Find the line that contains "Give me the". Output it and every line after it to the end of the records, exactly as they appear.

>>

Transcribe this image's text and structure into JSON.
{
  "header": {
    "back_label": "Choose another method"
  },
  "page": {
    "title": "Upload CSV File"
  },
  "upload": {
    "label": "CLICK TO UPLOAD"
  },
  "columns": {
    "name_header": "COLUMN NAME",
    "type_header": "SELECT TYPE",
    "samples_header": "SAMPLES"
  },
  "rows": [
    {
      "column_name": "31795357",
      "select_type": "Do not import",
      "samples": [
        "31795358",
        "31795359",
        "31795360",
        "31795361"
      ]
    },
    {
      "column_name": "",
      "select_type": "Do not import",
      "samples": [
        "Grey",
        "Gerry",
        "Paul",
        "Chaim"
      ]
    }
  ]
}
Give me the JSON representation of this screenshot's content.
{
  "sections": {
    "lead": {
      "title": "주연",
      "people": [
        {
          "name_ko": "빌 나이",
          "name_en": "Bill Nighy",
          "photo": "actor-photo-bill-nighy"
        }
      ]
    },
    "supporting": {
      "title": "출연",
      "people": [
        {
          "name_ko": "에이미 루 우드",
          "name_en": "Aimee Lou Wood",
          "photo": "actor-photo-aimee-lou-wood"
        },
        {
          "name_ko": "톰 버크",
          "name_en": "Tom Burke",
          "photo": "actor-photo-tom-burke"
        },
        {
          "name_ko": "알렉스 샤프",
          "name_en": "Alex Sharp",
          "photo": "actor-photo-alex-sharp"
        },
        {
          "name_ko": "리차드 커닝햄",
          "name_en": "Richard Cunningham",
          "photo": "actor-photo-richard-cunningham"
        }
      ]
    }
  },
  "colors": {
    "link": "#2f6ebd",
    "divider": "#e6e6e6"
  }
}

<<

→ **Exercise output**:
Give me the JSON representation of this screenshot's content.
{
  "sections": {
    "lead": {
      "title": "주연",
      "people": [
        {
          "name_ko": "빌 나이",
          "name_en": "Bill Nighy",
          "photo": "actor-photo-bill-nighy"
        }
      ]
    },
    "supporting": {
      "title": "출연",
      "people": [
        {
          "name_ko": "에이미 루 우드",
          "name_en": "Aimee Lou Wood",
          "photo": "actor-photo-aimee-lou-wood"
        },
        {
          "name_ko": "톰 버크",
          "name_en": "Tom Burke",
          "photo": "actor-photo-tom-burke"
        },
        {
          "name_ko": "알렉스 샤프",
          "name_en": "Alex Sharp",
          "photo": "actor-photo-alex-sharp"
        },
        {
          "name_ko": "리차드 커닝햄",
          "name_en": "Richard Cunningham",
          "photo": "actor-photo-richard-cunningham"
        }
      ]
    }
  },
  "colors": {
    "link": "#2f6ebd",
    "divider": "#e6e6e6"
  }
}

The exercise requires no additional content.